→ **Stated goal**
Copy every line of the data that includes the string "than".

═══ Dataset entries

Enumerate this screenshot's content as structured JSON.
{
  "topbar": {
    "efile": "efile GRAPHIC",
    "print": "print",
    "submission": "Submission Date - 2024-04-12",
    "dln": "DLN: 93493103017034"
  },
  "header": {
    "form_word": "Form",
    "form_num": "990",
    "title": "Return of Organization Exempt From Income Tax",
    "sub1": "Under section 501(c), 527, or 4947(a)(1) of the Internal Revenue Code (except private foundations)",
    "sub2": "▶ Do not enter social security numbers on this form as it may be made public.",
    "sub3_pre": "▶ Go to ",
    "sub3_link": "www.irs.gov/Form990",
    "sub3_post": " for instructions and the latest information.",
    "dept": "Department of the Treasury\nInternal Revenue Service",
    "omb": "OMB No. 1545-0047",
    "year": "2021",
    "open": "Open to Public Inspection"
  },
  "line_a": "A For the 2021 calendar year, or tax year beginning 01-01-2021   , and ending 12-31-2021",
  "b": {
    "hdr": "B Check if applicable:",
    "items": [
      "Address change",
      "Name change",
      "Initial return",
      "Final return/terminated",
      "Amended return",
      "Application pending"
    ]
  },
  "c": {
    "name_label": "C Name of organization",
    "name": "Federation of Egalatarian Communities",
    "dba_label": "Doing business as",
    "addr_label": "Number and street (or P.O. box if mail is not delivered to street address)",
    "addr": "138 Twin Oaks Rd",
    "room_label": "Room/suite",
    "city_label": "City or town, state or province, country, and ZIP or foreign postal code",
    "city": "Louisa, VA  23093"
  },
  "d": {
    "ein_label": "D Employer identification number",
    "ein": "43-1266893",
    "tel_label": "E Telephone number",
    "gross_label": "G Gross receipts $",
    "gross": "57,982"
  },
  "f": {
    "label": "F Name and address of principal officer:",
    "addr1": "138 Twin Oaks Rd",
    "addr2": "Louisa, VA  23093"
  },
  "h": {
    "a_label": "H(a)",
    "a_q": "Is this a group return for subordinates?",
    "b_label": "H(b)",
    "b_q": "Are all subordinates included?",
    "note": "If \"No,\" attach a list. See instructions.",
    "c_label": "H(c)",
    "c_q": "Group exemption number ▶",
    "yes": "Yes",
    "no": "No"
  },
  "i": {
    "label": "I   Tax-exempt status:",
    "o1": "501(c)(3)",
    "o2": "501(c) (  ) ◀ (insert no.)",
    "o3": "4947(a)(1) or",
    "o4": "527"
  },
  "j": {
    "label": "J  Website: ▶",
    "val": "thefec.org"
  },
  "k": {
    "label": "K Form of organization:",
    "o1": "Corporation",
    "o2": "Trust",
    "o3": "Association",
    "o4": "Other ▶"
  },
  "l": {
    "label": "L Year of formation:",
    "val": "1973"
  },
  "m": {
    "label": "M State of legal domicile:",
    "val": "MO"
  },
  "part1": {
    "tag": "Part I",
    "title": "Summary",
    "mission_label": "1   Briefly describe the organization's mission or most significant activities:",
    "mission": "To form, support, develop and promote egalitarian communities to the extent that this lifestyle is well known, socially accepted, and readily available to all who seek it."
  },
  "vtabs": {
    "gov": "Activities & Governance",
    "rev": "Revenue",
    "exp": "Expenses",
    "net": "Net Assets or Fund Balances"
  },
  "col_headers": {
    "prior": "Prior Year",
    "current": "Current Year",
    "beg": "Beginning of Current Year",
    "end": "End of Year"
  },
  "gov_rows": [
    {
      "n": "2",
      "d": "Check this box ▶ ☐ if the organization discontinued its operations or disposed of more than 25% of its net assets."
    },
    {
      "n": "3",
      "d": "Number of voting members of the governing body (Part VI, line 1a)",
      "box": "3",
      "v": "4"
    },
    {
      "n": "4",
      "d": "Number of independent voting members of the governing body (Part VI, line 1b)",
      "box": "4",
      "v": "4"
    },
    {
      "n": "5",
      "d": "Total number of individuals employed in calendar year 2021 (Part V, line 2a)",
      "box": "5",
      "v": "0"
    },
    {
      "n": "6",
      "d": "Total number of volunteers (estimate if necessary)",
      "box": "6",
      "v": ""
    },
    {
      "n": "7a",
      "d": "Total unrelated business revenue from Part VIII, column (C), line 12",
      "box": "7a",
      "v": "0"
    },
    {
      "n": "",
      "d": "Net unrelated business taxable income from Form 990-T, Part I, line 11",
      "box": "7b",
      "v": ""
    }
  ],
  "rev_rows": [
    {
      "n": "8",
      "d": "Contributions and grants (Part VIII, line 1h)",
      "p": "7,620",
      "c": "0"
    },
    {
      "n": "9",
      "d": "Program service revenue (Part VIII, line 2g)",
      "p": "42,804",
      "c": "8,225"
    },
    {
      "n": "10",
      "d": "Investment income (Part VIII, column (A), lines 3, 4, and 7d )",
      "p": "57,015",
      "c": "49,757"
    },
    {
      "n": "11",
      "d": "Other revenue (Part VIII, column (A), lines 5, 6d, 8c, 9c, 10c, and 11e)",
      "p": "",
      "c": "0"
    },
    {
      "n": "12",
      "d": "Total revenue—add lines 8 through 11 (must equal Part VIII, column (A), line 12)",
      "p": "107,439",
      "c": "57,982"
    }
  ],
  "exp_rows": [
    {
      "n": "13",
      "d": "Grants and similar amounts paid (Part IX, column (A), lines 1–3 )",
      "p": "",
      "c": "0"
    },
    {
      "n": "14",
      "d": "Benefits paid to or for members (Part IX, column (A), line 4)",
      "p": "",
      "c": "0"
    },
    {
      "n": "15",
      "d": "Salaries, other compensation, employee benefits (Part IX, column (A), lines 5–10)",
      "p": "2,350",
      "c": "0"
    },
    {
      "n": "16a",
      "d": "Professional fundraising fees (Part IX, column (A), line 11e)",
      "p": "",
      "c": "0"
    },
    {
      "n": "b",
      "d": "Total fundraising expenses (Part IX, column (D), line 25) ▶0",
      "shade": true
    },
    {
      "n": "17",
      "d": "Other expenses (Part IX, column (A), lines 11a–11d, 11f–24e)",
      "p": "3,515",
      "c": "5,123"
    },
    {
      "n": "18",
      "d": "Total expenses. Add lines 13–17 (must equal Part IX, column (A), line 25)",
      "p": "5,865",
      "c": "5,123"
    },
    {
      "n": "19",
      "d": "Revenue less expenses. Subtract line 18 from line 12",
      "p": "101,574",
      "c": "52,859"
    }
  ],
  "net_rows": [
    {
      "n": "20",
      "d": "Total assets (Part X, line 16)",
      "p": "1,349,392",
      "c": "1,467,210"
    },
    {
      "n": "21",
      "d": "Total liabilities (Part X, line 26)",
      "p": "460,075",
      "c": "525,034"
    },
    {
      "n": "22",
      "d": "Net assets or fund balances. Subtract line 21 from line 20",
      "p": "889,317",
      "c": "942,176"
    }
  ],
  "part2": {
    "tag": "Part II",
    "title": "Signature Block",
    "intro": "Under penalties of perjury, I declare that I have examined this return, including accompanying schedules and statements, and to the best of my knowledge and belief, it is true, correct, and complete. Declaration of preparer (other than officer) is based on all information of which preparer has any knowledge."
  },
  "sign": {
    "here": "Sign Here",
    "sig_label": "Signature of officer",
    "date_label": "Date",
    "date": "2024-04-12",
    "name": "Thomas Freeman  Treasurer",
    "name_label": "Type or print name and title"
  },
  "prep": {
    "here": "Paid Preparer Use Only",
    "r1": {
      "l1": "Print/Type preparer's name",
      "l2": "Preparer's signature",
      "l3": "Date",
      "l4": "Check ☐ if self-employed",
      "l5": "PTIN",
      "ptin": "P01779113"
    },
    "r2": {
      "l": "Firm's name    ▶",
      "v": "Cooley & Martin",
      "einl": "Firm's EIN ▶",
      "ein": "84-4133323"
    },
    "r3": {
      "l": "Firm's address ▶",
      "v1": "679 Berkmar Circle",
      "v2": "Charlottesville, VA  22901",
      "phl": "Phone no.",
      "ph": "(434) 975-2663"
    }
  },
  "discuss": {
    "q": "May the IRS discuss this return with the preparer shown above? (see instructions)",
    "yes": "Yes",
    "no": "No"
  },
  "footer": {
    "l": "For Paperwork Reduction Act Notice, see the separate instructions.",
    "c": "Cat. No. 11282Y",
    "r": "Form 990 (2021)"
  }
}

══════

→ **Solution below**
      "d": "Check this box ▶ ☐ if the organization discontinued its operations or disposed of more than 25% of its net assets."
    "intro": "Under penalties of perjury, I declare that I have examined this return, including accompanying schedules and statements, and to the best of my knowledge and belief, it is true, correct, and complete. Declaration of preparer (other than officer) is based on all information of which preparer has any knowledge."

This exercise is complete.